*Set exercise*. Reply with one number only, the count of lines holding the string "expansion".

*Records provided*.
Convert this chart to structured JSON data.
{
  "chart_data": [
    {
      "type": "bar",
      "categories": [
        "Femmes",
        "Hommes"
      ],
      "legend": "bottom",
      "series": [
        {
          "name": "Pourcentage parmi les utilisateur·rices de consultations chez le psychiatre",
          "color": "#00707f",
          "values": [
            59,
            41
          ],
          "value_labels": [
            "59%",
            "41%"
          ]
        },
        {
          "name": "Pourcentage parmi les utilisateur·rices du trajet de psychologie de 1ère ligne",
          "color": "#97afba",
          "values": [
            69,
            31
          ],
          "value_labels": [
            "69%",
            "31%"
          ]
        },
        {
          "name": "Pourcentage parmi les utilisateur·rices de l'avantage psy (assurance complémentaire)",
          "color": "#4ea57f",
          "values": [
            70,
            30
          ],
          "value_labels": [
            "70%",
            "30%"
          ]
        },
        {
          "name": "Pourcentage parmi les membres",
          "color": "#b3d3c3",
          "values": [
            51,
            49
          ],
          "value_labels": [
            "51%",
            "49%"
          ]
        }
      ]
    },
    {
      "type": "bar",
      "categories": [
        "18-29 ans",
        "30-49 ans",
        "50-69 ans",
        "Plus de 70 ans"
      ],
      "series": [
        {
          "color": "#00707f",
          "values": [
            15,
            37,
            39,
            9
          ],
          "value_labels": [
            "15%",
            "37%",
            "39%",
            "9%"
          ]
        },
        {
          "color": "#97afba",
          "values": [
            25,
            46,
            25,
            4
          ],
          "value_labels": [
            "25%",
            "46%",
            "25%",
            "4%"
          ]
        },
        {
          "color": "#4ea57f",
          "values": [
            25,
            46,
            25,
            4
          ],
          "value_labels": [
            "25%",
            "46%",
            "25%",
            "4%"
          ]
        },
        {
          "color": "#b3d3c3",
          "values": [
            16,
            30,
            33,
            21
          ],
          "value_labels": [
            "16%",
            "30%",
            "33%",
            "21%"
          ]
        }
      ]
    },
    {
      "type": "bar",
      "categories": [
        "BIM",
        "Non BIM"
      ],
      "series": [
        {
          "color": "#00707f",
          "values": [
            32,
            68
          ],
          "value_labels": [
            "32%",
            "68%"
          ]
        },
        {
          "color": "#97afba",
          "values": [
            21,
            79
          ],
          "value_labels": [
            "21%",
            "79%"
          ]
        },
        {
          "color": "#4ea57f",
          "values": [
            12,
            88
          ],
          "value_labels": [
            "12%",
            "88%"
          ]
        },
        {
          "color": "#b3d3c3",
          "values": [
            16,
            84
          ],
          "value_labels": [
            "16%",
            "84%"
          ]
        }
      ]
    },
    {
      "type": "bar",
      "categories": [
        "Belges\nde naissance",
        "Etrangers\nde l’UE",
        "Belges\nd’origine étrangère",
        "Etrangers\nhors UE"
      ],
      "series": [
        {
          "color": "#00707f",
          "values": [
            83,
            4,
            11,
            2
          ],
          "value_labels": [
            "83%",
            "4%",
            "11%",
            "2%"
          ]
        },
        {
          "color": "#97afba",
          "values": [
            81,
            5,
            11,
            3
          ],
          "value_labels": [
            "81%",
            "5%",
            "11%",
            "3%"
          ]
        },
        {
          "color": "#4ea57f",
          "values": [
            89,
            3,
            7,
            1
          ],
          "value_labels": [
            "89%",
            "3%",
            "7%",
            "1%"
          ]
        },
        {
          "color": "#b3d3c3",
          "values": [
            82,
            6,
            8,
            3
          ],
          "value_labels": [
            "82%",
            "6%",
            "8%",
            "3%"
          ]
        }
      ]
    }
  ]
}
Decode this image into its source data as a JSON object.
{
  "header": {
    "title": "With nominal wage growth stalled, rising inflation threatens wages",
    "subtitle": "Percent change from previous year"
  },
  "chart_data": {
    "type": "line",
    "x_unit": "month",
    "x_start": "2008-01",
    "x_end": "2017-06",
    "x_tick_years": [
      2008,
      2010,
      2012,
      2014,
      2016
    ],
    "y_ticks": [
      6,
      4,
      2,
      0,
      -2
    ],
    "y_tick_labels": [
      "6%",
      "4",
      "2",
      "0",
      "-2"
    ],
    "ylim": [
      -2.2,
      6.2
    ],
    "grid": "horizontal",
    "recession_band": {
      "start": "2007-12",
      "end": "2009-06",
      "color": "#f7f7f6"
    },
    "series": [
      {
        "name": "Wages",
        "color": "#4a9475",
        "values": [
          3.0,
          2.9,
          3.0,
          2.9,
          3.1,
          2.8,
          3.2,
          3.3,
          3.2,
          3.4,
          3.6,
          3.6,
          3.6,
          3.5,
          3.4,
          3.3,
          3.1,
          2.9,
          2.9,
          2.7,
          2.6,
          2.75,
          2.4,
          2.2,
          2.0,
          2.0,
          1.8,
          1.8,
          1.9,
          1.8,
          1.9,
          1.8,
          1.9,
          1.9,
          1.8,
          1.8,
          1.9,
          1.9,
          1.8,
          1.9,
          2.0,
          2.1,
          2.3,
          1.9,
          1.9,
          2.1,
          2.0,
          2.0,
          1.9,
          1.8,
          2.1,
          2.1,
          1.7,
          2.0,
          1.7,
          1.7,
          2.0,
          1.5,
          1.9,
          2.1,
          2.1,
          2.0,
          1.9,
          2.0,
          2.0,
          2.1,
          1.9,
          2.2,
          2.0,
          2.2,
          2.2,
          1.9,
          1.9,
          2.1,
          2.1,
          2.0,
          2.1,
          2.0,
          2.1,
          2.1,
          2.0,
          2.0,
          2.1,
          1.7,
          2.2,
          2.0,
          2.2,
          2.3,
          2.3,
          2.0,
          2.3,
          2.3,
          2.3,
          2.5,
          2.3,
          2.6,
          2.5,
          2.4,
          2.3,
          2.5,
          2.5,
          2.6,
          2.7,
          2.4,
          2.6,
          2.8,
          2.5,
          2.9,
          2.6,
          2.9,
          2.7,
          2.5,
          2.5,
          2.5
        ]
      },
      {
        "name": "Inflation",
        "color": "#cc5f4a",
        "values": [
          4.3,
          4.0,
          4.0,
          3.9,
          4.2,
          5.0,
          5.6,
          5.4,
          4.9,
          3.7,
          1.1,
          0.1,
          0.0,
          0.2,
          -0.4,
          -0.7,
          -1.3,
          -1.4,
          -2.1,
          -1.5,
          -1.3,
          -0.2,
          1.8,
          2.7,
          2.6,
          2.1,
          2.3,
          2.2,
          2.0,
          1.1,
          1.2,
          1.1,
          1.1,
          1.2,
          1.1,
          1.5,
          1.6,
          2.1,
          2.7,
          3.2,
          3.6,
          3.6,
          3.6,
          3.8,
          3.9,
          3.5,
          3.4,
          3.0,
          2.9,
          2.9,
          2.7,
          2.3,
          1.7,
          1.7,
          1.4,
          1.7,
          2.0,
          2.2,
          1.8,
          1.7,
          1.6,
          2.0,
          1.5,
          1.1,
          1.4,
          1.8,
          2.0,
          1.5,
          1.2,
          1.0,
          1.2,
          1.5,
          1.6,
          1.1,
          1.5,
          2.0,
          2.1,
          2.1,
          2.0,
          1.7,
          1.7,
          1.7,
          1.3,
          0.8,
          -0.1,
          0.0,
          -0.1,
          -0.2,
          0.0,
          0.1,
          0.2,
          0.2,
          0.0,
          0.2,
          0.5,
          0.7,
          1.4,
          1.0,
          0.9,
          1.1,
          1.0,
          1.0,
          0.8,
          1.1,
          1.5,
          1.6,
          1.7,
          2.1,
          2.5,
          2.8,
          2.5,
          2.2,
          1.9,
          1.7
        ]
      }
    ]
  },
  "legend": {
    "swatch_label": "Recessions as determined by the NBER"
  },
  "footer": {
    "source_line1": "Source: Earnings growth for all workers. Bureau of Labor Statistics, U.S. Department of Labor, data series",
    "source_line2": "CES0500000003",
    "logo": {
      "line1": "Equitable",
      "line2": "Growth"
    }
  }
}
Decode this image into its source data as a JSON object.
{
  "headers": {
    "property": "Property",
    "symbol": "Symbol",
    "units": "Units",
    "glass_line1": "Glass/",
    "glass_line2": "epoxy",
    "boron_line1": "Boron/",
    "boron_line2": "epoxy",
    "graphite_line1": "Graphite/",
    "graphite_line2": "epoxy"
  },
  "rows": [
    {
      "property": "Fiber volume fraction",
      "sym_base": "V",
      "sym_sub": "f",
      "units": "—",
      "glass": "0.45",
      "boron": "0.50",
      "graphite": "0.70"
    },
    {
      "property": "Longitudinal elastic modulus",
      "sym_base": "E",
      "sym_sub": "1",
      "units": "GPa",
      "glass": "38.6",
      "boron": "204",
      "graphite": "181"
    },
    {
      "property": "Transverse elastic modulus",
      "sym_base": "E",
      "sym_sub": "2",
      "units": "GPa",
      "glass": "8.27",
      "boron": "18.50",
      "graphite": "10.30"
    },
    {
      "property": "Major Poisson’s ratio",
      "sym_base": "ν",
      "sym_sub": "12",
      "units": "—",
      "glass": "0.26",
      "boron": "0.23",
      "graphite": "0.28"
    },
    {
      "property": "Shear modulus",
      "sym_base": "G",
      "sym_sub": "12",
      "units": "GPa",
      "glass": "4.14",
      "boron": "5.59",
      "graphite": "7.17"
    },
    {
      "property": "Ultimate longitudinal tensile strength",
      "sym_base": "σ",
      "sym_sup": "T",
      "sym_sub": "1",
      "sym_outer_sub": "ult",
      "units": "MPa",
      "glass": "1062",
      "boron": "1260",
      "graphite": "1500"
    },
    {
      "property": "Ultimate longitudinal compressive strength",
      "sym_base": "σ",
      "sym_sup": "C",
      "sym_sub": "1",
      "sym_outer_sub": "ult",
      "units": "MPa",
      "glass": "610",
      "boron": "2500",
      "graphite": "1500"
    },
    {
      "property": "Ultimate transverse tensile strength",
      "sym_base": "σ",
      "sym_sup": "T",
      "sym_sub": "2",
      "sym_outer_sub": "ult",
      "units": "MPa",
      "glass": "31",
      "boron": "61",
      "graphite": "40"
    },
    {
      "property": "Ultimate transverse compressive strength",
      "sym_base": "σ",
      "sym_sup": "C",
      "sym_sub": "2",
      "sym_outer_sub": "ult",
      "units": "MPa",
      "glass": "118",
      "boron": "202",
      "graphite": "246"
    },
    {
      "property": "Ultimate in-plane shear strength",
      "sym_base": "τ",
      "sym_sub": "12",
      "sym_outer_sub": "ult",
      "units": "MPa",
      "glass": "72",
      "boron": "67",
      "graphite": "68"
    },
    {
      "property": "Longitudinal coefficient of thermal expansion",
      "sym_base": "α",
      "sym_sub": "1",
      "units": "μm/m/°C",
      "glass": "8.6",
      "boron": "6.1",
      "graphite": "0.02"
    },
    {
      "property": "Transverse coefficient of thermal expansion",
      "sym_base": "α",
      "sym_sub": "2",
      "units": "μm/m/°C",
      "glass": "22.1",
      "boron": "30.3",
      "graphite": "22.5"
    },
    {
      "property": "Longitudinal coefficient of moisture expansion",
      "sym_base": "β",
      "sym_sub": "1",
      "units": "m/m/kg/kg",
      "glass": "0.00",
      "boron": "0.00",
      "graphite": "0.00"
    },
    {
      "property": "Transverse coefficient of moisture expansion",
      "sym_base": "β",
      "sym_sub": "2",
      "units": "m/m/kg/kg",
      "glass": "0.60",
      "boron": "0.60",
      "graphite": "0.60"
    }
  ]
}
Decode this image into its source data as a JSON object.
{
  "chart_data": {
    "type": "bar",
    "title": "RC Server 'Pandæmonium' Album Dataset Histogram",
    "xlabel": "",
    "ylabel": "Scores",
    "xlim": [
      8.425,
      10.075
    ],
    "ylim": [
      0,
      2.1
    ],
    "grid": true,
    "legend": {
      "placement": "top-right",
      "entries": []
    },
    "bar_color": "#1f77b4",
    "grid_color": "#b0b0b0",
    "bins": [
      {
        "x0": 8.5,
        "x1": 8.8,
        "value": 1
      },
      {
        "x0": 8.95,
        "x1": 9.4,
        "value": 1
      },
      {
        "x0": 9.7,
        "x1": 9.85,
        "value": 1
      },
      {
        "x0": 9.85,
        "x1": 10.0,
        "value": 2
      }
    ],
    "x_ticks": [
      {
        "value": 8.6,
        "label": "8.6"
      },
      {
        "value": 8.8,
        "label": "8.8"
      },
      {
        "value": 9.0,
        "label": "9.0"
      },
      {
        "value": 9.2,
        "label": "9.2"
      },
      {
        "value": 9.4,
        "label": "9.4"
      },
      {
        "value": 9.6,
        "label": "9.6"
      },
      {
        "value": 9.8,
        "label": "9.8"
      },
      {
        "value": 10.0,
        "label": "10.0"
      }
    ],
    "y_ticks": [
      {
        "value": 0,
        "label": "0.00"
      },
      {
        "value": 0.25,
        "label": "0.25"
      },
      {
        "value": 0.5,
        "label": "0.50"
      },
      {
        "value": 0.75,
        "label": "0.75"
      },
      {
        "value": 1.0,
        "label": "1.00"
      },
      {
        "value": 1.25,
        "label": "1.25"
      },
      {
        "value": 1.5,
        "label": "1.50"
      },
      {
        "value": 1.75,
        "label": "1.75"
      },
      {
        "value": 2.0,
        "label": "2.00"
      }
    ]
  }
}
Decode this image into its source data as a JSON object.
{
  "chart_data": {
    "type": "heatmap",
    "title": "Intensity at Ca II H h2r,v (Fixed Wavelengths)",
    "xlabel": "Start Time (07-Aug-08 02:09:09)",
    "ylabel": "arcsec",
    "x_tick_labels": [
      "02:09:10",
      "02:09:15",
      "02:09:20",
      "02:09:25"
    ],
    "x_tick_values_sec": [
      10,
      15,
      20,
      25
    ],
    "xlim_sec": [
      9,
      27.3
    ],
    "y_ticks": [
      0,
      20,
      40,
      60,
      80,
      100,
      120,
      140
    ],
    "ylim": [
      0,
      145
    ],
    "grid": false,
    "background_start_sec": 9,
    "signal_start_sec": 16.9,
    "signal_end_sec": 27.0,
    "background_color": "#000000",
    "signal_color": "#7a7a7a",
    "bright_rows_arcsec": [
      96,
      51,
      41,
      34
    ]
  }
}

*The response*. 4